begin Material for this exercise

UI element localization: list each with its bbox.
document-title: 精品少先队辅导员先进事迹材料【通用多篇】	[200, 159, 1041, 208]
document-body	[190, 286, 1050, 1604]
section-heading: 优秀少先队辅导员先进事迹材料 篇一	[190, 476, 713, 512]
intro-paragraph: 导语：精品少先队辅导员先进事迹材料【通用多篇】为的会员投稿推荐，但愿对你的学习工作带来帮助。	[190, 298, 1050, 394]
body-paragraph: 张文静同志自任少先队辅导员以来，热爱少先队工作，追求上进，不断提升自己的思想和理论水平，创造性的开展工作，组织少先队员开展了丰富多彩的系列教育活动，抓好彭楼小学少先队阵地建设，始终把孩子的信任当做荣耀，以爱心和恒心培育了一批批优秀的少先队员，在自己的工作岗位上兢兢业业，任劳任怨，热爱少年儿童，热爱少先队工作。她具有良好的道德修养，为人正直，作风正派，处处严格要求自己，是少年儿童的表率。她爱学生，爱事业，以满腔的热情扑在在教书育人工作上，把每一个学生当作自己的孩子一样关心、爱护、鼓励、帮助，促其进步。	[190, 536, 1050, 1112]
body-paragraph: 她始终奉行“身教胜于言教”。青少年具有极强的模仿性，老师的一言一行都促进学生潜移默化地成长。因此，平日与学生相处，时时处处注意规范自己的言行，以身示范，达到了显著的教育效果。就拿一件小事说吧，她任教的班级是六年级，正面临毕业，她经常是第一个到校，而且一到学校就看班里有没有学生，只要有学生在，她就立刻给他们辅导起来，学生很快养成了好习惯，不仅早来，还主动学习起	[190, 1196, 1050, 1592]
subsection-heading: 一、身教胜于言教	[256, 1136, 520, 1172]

end Material for this exercise

= Short exercise =
Can you arrange every line of the rows above as a Markdown table with the columns "Number" and "Text", leaving out any blank lines?

= Solution for this task =
| Number | Text |
|---|---|
| 1 | UI element localization: list each with its bbox. |
| 2 | document-title: 精品少先队辅导员先进事迹材料【通用多篇】	[200, 159, 1041, 208] |
| 3 | document-body	[190, 286, 1050, 1604] |
| 4 | section-heading: 优秀少先队辅导员先进事迹材料 篇一	[190, 476, 713, 512] |
| 5 | intro-paragraph: 导语：精品少先队辅导员先进事迹材料【通用多篇】为的会员投稿推荐，但愿对你的学习工作带来帮助。	[190, 298, 1050, 394] |
| 6 | body-paragraph: 张文静同志自任少先队辅导员以来，热爱少先队工作，追求上进，不断提升自己的思想和理论水平，创造性的开展工作，组织少先队员开展了丰富多彩的系列教育活动，抓好彭楼小学少先队阵地建设，始终把孩子的信任当做荣耀，以爱心和恒心培育了一批批优秀的少先队员，在自己的工作岗位上兢兢业业，任劳任怨，热爱少年儿童，热爱少先队工作。她具有良好的道德修养，为人正直，作风正派，处处严格要求自己，是少年儿童的表率。她爱学生，爱事业，以满腔的热情扑在在教书育人工作上，把每一个学生当作自己的孩子一样关心、爱护、鼓励、帮助，促其进步。	[190, 536, 1050, 1112] |
| 7 | body-paragraph: 她始终奉行“身教胜于言教”。青少年具有极强的模仿性，老师的一言一行都促进学生潜移默化地成长。因此，平日与学生相处，时时处处注意规范自己的言行，以身示范，达到了显著的教育效果。就拿一件小事说吧，她任教的班级是六年级，正面临毕业，她经常是第一个到校，而且一到学校就看班里有没有学生，只要有学生在，她就立刻给他们辅导起来，学生很快养成了好习惯，不仅早来，还主动学习起	[190, 1196, 1050, 1592] |
| 8 | subsection-heading: 一、身教胜于言教	[256, 1136, 520, 1172] |